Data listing
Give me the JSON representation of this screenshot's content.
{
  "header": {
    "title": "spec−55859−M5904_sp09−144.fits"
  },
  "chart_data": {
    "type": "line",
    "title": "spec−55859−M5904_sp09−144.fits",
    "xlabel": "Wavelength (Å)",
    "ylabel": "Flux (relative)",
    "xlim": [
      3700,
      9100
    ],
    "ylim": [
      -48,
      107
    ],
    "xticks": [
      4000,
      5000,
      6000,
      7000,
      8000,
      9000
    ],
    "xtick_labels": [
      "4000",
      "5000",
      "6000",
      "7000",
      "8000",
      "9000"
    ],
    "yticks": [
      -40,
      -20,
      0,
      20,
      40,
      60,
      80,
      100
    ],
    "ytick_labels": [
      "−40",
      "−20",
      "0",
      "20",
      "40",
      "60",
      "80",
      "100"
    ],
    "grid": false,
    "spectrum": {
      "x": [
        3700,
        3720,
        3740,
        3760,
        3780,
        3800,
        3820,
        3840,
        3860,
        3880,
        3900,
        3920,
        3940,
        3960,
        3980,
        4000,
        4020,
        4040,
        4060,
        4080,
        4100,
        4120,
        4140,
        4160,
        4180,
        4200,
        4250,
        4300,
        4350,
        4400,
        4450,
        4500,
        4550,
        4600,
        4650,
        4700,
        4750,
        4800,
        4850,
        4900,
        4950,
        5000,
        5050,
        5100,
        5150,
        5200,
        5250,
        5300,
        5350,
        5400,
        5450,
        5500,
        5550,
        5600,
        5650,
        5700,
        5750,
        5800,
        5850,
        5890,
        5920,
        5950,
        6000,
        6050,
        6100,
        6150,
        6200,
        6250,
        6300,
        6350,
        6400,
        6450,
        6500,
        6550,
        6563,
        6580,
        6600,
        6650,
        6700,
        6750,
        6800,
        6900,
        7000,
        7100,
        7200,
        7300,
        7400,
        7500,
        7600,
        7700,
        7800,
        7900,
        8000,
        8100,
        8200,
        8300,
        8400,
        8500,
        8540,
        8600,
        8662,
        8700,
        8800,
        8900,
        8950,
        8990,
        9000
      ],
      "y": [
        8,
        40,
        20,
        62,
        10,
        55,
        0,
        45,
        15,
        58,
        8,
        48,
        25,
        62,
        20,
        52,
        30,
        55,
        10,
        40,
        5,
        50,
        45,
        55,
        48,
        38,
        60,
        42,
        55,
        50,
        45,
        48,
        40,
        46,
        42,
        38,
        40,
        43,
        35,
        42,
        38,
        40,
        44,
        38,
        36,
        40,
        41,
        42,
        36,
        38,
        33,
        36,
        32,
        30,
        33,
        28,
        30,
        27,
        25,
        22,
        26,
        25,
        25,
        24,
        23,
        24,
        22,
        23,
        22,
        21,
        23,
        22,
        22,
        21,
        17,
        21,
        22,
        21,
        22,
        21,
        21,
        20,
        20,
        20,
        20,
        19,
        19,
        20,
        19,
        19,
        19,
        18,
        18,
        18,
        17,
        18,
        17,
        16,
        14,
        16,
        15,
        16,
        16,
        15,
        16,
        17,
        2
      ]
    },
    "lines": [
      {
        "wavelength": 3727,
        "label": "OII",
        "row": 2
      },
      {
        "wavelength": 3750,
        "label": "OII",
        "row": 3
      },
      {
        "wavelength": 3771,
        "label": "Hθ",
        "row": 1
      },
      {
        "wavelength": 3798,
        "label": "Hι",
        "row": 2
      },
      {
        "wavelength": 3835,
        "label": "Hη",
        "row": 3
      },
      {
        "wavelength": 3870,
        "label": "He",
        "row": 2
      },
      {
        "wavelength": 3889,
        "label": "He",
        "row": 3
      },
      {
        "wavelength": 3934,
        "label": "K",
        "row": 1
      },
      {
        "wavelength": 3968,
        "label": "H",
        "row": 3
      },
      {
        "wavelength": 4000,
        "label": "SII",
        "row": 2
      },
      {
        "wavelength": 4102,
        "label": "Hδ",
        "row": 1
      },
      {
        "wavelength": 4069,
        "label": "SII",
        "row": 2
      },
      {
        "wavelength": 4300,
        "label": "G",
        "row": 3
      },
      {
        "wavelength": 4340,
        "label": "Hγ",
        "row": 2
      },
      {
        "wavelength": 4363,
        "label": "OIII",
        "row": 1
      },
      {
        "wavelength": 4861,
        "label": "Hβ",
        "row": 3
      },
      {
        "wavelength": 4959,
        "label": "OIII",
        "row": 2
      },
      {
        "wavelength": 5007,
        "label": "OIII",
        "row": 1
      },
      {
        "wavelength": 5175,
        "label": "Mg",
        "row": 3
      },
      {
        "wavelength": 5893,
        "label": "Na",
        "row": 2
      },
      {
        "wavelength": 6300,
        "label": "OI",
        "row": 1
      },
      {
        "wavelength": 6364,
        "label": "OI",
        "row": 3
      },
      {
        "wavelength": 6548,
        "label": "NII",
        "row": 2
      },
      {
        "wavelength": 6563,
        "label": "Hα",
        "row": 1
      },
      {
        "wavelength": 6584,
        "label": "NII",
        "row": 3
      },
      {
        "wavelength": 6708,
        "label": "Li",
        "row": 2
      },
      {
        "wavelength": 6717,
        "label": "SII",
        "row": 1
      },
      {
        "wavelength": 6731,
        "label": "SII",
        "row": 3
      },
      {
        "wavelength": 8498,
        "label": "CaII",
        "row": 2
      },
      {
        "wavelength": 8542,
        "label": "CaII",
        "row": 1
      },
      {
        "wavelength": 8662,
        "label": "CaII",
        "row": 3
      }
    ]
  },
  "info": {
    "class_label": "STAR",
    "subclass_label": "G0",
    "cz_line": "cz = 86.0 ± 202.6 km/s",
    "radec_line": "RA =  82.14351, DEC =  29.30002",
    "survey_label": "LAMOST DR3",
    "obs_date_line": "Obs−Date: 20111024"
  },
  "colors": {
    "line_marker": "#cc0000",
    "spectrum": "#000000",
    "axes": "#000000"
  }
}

▶ Required task: Each entry above is to be quoted exactly.

▶ Task result:
Give me the JSON representation of this screenshot's content.
{
  "header": {
    "title": "spec−55859−M5904_sp09−144.fits"
  },
  "chart_data": {
    "type": "line",
    "title": "spec−55859−M5904_sp09−144.fits",
    "xlabel": "Wavelength (Å)",
    "ylabel": "Flux (relative)",
    "xlim": [
      3700,
      9100
    ],
    "ylim": [
      -48,
      107
    ],
    "xticks": [
      4000,
      5000,
      6000,
      7000,
      8000,
      9000
    ],
    "xtick_labels": [
      "4000",
      "5000",
      "6000",
      "7000",
      "8000",
      "9000"
    ],
    "yticks": [
      -40,
      -20,
      0,
      20,
      40,
      60,
      80,
      100
    ],
    "ytick_labels": [
      "−40",
      "−20",
      "0",
      "20",
      "40",
      "60",
      "80",
      "100"
    ],
    "grid": false,
    "spectrum": {
      "x": [
        3700,
        3720,
        3740,
        3760,
        3780,
        3800,
        3820,
        3840,
        3860,
        3880,
        3900,
        3920,
        3940,
        3960,
        3980,
        4000,
        4020,
        4040,
        4060,
        4080,
        4100,
        4120,
        4140,
        4160,
        4180,
        4200,
        4250,
        4300,
        4350,
        4400,
        4450,
        4500,
        4550,
        4600,
        4650,
        4700,
        4750,
        4800,
        4850,
        4900,
        4950,
        5000,
        5050,
        5100,
        5150,
        5200,
        5250,
        5300,
        5350,
        5400,
        5450,
        5500,
        5550,
        5600,
        5650,
        5700,
        5750,
        5800,
        5850,
        5890,
        5920,
        5950,
        6000,
        6050,
        6100,
        6150,
        6200,
        6250,
        6300,
        6350,
        6400,
        6450,
        6500,
        6550,
        6563,
        6580,
        6600,
        6650,
        6700,
        6750,
        6800,
        6900,
        7000,
        7100,
        7200,
        7300,
        7400,
        7500,
        7600,
        7700,
        7800,
        7900,
        8000,
        8100,
        8200,
        8300,
        8400,
        8500,
        8540,
        8600,
        8662,
        8700,
        8800,
        8900,
        8950,
        8990,
        9000
      ],
      "y": [
        8,
        40,
        20,
        62,
        10,
        55,
        0,
        45,
        15,
        58,
        8,
        48,
        25,
        62,
        20,
        52,
        30,
        55,
        10,
        40,
        5,
        50,
        45,
        55,
        48,
        38,
        60,
        42,
        55,
        50,
        45,
        48,
        40,
        46,
        42,
        38,
        40,
        43,
        35,
        42,
        38,
        40,
        44,
        38,
        36,
        40,
        41,
        42,
        36,
        38,
        33,
        36,
        32,
        30,
        33,
        28,
        30,
        27,
        25,
        22,
        26,
        25,
        25,
        24,
        23,
        24,
        22,
        23,
        22,
        21,
        23,
        22,
        22,
        21,
        17,
        21,
        22,
        21,
        22,
        21,
        21,
        20,
        20,
        20,
        20,
        19,
        19,
        20,
        19,
        19,
        19,
        18,
        18,
        18,
        17,
        18,
        17,
        16,
        14,
        16,
        15,
        16,
        16,
        15,
        16,
        17,
        2
      ]
    },
    "lines": [
      {
        "wavelength": 3727,
        "label": "OII",
        "row": 2
      },
      {
        "wavelength": 3750,
        "label": "OII",
        "row": 3
      },
      {
        "wavelength": 3771,
        "label": "Hθ",
        "row": 1
      },
      {
        "wavelength": 3798,
        "label": "Hι",
        "row": 2
      },
      {
        "wavelength": 3835,
        "label": "Hη",
        "row": 3
      },
      {
        "wavelength": 3870,
        "label": "He",
        "row": 2
      },
      {
        "wavelength": 3889,
        "label": "He",
        "row": 3
      },
      {
        "wavelength": 3934,
        "label": "K",
        "row": 1
      },
      {
        "wavelength": 3968,
        "label": "H",
        "row": 3
      },
      {
        "wavelength": 4000,
        "label": "SII",
        "row": 2
      },
      {
        "wavelength": 4102,
        "label": "Hδ",
        "row": 1
      },
      {
        "wavelength": 4069,
        "label": "SII",
        "row": 2
      },
      {
        "wavelength": 4300,
        "label": "G",
        "row": 3
      },
      {
        "wavelength": 4340,
        "label": "Hγ",
        "row": 2
      },
      {
        "wavelength": 4363,
        "label": "OIII",
        "row": 1
      },
      {
        "wavelength": 4861,
        "label": "Hβ",
        "row": 3
      },
      {
        "wavelength": 4959,
        "label": "OIII",
        "row": 2
      },
      {
        "wavelength": 5007,
        "label": "OIII",
        "row": 1
      },
      {
        "wavelength": 5175,
        "label": "Mg",
        "row": 3
      },
      {
        "wavelength": 5893,
        "label": "Na",
        "row": 2
      },
      {
        "wavelength": 6300,
        "label": "OI",
        "row": 1
      },
      {
        "wavelength": 6364,
        "label": "OI",
        "row": 3
      },
      {
        "wavelength": 6548,
        "label": "NII",
        "row": 2
      },
      {
        "wavelength": 6563,
        "label": "Hα",
        "row": 1
      },
      {
        "wavelength": 6584,
        "label": "NII",
        "row": 3
      },
      {
        "wavelength": 6708,
        "label": "Li",
        "row": 2
      },
      {
        "wavelength": 6717,
        "label": "SII",
        "row": 1
      },
      {
        "wavelength": 6731,
        "label": "SII",
        "row": 3
      },
      {
        "wavelength": 8498,
        "label": "CaII",
        "row": 2
      },
      {
        "wavelength": 8542,
        "label": "CaII",
        "row": 1
      },
      {
        "wavelength": 8662,
        "label": "CaII",
        "row": 3
      }
    ]
  },
  "info": {
    "class_label": "STAR",
    "subclass_label": "G0",
    "cz_line": "cz = 86.0 ± 202.6 km/s",
    "radec_line": "RA =  82.14351, DEC =  29.30002",
    "survey_label": "LAMOST DR3",
    "obs_date_line": "Obs−Date: 20111024"
  },
  "colors": {
    "line_marker": "#cc0000",
    "spectrum": "#000000",
    "axes": "#000000"
  }
}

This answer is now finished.